Page excerpt »
We conducted a bibliographic search with SCOPUS on July 9, 2019, to retrieve research and review articles using three combinations of keywords: “invasive species” and “citizen science”; “non-indigenous species” and “citizen science”; “non-native species” and “citizen science”. The search retrieved 233 bibliographic references. The analyzed list consisted of 126 articles after eliminating the articles that do not contain data about citizen science or invasive, non-indigenous, and non-native species. Subsequently, we analyzed the articles according to 18 fields of information:
• Geographic: 1) studied ecosystem (Terrestrial, Freshwater, Marine); 2) country of affiliation of the first author; 3) country where data were gathered; 4) continent where data were gathered; 5) geographic range of the citizen science campaign, divided into five categories according to the maximum distance between data points (<5 km; 5–100 km; 101–500 km; 501–1,000 km; >1,000 km).
• Species: 6) total number of species studied; 7) total number of NIS, divided into six categories (1; 2–5; 6–20; 21–100; 101–500; >500); 8) if species were all NIS or not (yes or no); 9) NIS scientific name list (up to five species; or “Several” if more than five); (10) taxonomic group of NIS (if more than one, classified as “Several”).
• Citizen scientists: 11) training provided to citizens (yes or no); 12) number of citizen scientists that participated in the study; 13) role of citizen scientists in the study (descriptive field on what tasks and actions were performed by participating citizen scientists toward the research question).
• Citizen science initiative or project: 14) duration of data collection (in months); 15) number of records gathered by citizen scientists; 16) how records were transferred from citizen scientists to scientists (personal communication; digital platforms; e-mail or social media post; or combinations of several methods); 17) use of a database to store data (yes or no); 18) source of citizen science data (field sampling campaigns; existent citizen science databases; independent report of data by citizen scientists; questionnaires; evaluation of citizen science projects or data quality; or combination of several methods).
Chi-square tests were done to investigate if the proportions of each category were similar or not, and the results are available as Supplementary Material.

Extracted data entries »
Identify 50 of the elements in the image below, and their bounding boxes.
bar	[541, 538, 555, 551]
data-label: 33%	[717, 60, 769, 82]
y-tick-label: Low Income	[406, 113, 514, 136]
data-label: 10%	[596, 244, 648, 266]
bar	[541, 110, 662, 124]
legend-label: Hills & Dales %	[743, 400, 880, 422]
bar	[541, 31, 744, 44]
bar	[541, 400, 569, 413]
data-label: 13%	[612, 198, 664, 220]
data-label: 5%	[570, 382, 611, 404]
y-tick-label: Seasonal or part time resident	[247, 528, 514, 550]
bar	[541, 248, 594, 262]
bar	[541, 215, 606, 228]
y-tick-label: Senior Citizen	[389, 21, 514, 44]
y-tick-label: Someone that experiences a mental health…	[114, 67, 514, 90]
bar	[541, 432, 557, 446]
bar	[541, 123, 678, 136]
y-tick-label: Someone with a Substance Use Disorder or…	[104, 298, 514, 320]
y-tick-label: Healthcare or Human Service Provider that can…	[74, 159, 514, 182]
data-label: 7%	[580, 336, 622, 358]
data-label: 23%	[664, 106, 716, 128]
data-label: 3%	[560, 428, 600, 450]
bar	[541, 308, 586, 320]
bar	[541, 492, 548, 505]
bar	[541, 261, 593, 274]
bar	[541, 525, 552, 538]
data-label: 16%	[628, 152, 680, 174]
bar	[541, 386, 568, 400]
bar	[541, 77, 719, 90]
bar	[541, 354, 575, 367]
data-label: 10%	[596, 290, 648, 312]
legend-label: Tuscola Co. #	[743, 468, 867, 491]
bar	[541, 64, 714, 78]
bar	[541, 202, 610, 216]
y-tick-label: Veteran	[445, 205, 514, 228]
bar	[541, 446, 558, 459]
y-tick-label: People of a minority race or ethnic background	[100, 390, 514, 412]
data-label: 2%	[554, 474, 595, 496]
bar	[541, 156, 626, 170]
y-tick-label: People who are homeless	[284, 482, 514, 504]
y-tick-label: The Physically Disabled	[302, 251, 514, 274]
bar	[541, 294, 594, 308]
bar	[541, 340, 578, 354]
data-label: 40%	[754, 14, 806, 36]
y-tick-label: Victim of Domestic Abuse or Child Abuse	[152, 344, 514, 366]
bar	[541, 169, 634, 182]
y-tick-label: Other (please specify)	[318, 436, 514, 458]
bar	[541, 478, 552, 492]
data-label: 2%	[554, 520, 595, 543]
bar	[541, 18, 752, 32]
...
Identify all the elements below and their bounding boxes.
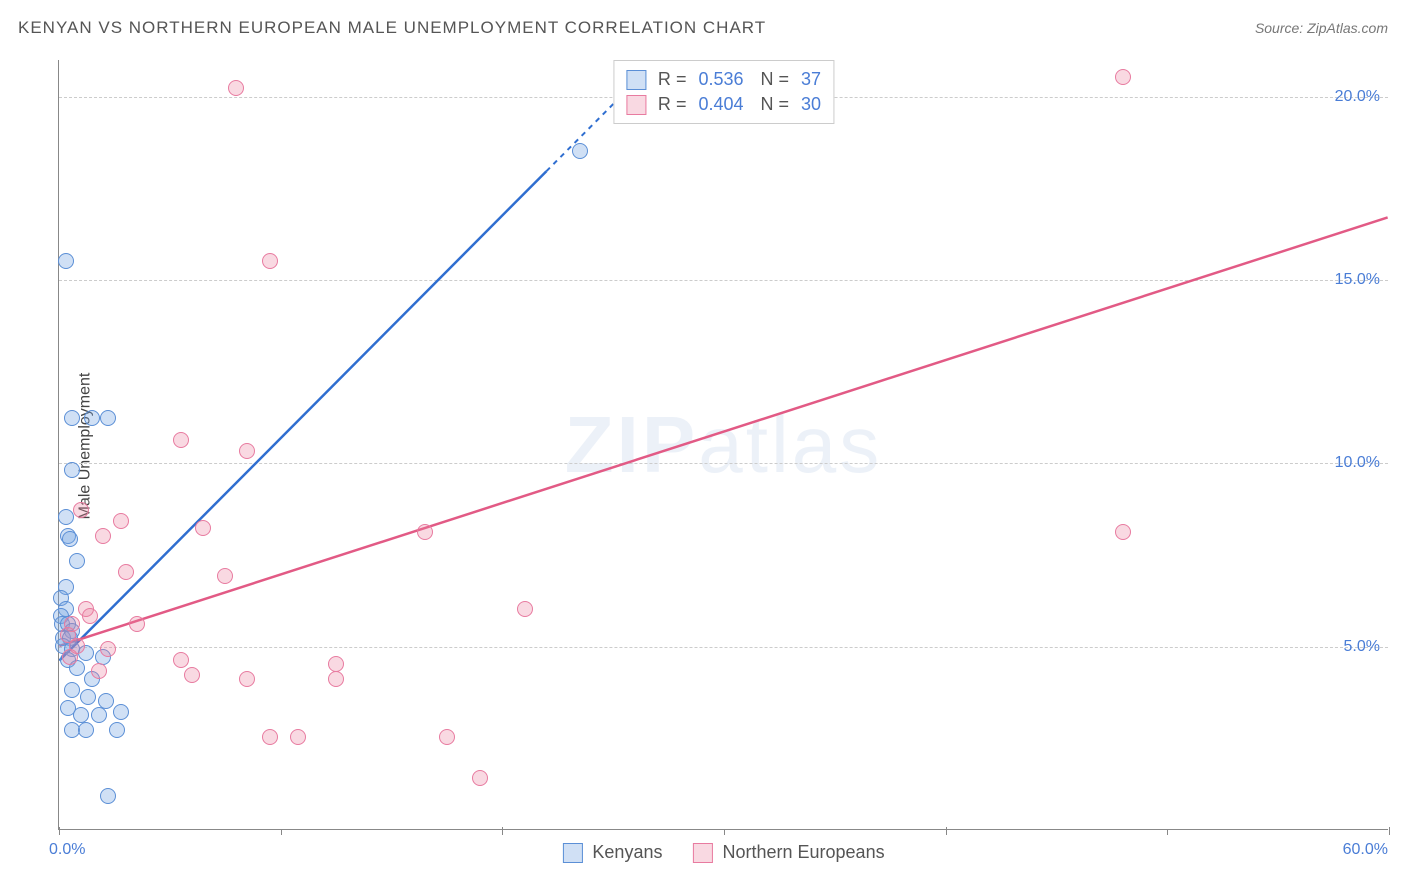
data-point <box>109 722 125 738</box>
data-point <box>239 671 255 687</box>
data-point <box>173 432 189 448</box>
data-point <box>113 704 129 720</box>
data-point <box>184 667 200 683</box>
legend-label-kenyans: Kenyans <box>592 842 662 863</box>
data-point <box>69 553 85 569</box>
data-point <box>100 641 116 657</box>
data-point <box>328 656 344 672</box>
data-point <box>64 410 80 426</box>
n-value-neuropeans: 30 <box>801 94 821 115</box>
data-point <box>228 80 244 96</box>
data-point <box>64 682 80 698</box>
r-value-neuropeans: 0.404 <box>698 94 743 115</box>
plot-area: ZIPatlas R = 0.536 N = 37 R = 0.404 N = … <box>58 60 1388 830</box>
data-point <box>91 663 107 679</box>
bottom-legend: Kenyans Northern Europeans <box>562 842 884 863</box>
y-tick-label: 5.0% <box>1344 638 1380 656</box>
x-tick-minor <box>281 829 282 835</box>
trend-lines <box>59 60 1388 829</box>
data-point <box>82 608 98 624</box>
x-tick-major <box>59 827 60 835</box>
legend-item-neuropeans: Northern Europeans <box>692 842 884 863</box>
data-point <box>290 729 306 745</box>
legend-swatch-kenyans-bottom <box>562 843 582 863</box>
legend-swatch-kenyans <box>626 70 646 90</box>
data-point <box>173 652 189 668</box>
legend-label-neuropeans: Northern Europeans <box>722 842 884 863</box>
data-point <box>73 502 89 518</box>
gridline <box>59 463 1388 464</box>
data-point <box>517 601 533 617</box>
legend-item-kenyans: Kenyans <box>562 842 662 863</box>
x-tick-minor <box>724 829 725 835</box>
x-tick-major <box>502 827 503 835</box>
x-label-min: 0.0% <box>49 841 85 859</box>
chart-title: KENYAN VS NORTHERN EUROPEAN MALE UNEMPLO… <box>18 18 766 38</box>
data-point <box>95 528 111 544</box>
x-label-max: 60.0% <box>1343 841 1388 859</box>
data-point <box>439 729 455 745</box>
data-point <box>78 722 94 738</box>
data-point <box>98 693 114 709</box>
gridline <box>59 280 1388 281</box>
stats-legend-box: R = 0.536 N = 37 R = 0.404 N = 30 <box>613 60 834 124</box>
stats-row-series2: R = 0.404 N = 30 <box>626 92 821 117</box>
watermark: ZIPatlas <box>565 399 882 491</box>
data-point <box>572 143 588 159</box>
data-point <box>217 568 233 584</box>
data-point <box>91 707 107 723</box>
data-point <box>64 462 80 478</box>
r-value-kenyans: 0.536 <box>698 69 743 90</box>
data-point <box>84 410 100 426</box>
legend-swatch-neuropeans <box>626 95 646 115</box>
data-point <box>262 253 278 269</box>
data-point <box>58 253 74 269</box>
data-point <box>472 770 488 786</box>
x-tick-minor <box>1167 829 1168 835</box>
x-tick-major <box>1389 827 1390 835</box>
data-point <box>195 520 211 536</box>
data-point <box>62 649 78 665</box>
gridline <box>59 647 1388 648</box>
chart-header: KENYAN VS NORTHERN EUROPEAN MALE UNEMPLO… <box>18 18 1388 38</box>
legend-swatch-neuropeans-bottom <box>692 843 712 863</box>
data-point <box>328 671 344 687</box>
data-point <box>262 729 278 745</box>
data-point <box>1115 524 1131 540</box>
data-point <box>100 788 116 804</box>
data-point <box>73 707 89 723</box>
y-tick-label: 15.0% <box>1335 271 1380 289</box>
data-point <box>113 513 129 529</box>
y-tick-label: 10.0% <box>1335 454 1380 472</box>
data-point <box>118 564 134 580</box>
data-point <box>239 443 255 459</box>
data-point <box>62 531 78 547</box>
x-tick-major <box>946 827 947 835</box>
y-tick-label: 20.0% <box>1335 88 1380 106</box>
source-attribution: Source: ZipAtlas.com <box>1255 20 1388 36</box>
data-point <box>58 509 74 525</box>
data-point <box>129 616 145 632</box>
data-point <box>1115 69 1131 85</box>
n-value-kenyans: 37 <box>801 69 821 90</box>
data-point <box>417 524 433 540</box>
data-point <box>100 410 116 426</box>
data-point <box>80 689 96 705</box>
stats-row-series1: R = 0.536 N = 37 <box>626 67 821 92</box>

Set problem » Reproduce the passage from the literature search methods word for word, beginning with "Chi-square tests were" and ending after "as Supplementary Material.".

Final result »
Chi-square tests were done to investigate if the proportions of each category were similar or not, and the results are available as Supplementary Material.